§ What to do: Everything from the line containing "Convert this screenshot" to the final line of the records below should be given again exactly, and nothing else.

§ Data provided:
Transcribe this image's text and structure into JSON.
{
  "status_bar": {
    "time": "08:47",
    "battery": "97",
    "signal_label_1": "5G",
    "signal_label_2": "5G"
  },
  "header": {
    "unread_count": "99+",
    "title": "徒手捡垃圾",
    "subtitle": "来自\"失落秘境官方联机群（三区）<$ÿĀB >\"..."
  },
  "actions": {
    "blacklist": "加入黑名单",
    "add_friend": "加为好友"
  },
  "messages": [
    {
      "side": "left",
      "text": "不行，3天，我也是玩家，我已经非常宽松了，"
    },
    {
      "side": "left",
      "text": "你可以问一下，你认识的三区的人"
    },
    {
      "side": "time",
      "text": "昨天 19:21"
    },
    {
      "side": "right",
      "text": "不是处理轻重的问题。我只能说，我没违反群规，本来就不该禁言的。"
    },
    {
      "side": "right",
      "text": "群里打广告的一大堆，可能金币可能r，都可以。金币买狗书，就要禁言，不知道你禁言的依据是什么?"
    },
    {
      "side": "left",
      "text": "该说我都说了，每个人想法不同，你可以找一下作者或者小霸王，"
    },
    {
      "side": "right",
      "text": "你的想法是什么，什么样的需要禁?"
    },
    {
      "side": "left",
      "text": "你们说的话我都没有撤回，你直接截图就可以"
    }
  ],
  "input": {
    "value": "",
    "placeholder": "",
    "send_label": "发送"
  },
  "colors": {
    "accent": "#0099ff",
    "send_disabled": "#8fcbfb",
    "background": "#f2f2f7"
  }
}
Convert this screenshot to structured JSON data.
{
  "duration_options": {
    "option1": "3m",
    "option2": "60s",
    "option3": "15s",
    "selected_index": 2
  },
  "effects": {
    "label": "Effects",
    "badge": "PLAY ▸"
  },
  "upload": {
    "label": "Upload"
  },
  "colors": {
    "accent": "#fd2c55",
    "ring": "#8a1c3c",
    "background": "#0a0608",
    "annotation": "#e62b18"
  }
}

§ Task solution:
Convert this screenshot to structured JSON data.
{
  "duration_options": {
    "option1": "3m",
    "option2": "60s",
    "option3": "15s",
    "selected_index": 2
  },
  "effects": {
    "label": "Effects",
    "badge": "PLAY ▸"
  },
  "upload": {
    "label": "Upload"
  },
  "colors": {
    "accent": "#fd2c55",
    "ring": "#8a1c3c",
    "background": "#0a0608",
    "annotation": "#e62b18"
  }
}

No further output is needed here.